Task. Do any lines in the data below contain "public"? If so, copy every one of them.

>>>

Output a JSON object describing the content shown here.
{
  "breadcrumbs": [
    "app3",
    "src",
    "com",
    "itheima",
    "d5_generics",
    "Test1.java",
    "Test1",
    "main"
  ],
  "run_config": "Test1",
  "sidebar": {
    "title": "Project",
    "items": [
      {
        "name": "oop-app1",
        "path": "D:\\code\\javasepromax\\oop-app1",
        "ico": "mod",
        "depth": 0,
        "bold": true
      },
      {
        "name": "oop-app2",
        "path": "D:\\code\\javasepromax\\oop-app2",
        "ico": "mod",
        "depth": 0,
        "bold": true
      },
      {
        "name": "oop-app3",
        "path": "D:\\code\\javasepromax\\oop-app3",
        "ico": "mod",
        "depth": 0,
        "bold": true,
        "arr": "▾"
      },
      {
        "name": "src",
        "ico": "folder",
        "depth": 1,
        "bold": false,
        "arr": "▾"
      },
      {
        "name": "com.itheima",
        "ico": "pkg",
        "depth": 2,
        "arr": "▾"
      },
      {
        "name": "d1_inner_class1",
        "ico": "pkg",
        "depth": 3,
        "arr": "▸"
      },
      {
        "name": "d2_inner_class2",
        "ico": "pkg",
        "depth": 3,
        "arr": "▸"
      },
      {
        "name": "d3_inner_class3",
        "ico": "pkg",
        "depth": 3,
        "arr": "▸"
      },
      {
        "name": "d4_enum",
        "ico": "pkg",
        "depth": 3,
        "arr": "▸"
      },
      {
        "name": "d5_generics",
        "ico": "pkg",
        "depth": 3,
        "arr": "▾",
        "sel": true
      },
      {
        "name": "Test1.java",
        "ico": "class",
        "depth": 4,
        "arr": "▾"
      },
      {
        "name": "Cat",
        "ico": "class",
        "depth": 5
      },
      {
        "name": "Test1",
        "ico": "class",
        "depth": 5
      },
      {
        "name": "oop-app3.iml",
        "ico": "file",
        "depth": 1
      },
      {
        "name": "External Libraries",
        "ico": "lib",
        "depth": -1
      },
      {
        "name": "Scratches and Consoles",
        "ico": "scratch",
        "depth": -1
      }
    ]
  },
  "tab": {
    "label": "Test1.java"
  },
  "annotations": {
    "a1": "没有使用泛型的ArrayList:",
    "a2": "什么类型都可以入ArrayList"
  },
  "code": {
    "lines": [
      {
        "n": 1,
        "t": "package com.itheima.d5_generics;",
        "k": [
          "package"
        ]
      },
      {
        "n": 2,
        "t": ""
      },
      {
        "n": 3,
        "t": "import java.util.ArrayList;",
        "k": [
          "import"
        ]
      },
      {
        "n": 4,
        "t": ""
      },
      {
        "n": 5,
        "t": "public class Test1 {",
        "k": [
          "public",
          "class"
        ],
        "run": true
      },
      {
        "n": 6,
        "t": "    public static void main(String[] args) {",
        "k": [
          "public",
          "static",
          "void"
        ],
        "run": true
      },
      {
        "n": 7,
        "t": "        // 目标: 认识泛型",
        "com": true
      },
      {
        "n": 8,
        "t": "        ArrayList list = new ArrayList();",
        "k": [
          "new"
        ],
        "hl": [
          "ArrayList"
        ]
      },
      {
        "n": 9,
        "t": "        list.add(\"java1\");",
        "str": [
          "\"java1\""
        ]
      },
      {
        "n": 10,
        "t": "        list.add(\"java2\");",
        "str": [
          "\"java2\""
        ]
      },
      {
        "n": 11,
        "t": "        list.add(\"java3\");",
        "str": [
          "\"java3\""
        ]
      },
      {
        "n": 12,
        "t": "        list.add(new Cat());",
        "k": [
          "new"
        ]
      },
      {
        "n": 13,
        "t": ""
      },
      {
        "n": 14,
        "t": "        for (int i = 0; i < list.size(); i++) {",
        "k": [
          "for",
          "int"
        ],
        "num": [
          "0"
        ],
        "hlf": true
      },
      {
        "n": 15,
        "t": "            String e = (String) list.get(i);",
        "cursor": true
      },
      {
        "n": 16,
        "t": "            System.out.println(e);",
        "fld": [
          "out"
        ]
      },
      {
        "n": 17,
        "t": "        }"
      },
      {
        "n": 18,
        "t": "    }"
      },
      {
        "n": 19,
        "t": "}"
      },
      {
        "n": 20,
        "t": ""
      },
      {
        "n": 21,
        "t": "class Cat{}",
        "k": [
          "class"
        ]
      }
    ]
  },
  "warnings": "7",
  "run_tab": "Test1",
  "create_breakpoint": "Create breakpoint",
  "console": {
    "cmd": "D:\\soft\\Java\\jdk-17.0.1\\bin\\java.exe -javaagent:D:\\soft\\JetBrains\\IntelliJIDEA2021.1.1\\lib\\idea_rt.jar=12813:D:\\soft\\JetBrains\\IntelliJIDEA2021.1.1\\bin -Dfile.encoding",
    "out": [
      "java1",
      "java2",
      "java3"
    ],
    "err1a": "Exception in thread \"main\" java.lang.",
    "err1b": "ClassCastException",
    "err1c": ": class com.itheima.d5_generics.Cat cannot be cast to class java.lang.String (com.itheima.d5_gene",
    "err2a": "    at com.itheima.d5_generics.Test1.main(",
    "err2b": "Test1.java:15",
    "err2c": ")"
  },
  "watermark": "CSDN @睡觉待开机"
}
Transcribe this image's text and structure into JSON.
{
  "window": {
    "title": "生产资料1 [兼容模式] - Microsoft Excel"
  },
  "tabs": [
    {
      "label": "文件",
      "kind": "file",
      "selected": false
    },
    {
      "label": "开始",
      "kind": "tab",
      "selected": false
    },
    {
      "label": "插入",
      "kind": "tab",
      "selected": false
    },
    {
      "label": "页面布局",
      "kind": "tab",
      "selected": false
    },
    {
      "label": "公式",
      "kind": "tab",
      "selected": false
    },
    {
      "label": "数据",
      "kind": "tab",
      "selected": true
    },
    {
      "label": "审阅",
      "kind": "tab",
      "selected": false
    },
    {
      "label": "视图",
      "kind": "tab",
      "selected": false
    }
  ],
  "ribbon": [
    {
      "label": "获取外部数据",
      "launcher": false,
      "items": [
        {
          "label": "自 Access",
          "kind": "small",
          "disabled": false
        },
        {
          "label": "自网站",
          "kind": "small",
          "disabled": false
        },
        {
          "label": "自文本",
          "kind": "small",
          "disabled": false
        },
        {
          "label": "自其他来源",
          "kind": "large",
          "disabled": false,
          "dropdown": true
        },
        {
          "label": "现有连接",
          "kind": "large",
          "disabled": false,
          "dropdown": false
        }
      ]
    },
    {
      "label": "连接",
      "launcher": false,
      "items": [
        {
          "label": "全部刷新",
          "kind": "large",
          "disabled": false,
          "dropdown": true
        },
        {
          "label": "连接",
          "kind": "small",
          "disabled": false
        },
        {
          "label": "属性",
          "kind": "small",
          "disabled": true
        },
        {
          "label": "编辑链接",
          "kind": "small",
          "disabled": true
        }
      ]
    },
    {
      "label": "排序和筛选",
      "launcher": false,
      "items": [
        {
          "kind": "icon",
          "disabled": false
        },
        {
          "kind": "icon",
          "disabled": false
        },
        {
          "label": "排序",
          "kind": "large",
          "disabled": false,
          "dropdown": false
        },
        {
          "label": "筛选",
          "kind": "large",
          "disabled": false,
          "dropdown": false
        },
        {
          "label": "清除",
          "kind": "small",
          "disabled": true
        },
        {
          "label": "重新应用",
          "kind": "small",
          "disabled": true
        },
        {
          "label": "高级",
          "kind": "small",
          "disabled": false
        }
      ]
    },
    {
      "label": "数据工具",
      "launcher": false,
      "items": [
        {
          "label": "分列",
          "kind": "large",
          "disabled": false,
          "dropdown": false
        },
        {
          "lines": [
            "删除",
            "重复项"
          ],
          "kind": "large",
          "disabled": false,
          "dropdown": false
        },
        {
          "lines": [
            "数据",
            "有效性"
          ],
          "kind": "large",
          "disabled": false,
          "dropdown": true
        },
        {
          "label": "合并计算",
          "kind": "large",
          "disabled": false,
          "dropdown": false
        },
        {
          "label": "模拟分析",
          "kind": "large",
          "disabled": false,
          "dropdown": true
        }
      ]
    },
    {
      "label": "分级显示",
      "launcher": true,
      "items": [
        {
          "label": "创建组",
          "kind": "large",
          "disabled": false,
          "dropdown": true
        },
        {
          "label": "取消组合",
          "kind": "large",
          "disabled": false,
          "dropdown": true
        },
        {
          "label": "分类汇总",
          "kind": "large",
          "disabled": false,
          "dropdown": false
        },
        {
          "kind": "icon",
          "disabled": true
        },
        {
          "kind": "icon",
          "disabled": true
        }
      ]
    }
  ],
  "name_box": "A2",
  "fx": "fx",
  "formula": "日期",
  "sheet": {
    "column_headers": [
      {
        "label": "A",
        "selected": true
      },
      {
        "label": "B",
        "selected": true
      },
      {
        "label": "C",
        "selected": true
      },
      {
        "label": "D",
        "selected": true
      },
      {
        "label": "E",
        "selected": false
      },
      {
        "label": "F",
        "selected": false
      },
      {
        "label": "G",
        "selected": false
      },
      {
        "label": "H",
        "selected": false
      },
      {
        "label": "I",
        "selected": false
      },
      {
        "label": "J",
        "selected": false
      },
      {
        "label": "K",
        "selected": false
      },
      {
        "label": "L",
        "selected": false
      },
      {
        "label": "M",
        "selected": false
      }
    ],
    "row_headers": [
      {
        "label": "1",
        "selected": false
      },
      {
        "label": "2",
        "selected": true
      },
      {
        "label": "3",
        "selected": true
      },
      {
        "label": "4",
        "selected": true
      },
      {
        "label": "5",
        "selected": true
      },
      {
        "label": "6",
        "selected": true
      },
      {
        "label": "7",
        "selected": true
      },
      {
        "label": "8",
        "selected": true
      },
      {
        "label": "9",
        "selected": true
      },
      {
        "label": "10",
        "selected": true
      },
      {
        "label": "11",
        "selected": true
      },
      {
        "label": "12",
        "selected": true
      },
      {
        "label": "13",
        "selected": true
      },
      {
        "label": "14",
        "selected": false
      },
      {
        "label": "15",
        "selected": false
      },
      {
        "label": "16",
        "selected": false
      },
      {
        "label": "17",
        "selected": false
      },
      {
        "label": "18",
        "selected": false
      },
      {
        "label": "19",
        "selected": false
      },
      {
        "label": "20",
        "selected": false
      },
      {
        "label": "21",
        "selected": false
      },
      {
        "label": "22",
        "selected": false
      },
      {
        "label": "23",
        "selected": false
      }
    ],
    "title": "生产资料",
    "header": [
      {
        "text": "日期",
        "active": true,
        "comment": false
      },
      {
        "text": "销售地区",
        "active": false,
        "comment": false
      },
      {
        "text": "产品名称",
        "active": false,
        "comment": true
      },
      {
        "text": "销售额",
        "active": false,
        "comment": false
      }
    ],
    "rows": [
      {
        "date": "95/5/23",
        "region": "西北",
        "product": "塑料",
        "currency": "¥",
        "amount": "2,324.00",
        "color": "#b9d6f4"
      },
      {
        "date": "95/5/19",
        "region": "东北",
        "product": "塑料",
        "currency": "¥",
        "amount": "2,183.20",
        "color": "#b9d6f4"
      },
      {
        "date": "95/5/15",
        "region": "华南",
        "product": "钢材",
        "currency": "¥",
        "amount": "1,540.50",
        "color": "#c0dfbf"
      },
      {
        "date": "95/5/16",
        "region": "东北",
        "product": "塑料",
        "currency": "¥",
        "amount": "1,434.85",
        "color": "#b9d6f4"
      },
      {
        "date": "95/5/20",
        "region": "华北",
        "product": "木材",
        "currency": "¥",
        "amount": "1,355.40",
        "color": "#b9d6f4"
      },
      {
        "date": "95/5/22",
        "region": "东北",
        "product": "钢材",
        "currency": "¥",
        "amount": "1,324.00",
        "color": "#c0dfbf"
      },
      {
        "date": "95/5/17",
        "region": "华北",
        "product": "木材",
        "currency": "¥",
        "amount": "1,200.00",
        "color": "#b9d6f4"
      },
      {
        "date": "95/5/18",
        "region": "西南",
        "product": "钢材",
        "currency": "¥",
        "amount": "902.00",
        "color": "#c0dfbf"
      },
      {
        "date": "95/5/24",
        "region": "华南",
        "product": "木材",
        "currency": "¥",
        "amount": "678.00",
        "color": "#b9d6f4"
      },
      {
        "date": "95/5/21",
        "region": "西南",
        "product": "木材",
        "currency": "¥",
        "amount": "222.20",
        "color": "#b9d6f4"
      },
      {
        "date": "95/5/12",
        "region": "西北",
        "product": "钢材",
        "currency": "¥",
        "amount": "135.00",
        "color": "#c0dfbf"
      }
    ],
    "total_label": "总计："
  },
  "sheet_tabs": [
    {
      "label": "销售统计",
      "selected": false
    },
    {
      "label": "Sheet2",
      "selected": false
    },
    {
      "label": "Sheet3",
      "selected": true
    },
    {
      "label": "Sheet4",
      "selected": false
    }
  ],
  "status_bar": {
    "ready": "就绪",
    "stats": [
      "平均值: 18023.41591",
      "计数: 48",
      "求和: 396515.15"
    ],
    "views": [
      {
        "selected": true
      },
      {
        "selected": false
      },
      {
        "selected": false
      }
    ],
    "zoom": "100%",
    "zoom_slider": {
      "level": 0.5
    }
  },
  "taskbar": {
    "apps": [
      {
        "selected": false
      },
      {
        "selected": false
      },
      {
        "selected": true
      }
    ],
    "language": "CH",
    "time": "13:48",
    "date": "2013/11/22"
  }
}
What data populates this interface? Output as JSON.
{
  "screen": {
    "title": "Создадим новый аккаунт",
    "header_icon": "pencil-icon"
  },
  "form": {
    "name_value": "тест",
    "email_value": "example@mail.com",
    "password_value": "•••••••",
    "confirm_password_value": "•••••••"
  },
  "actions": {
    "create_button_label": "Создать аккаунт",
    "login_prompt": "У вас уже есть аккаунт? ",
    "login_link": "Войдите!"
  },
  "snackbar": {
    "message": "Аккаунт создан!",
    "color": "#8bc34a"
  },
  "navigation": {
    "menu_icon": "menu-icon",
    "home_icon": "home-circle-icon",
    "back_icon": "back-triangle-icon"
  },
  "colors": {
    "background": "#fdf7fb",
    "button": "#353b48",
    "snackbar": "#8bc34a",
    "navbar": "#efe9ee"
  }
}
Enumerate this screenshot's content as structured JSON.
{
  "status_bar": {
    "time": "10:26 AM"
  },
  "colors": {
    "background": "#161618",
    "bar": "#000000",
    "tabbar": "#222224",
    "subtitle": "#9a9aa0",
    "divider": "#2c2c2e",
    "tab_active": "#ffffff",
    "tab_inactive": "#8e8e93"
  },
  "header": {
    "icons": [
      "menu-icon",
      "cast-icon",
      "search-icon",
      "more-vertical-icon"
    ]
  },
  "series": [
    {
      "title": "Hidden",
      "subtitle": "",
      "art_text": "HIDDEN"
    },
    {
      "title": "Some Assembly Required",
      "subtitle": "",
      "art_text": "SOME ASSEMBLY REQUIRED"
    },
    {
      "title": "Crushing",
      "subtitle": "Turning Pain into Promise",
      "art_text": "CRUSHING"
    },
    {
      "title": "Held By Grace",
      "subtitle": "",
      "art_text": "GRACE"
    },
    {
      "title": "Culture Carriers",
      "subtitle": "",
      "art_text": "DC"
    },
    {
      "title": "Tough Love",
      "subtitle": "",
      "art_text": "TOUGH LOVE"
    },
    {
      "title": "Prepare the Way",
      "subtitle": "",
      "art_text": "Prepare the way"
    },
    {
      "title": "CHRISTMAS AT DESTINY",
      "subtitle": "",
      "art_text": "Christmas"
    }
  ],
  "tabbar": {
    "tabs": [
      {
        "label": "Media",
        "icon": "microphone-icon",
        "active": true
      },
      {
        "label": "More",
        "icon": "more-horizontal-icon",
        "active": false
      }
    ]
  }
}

<<<

Reply to the exercise.
        "t": "public class Test1 {",
          "public",
        "t": "    public static void main(String[] args) {",
          "public",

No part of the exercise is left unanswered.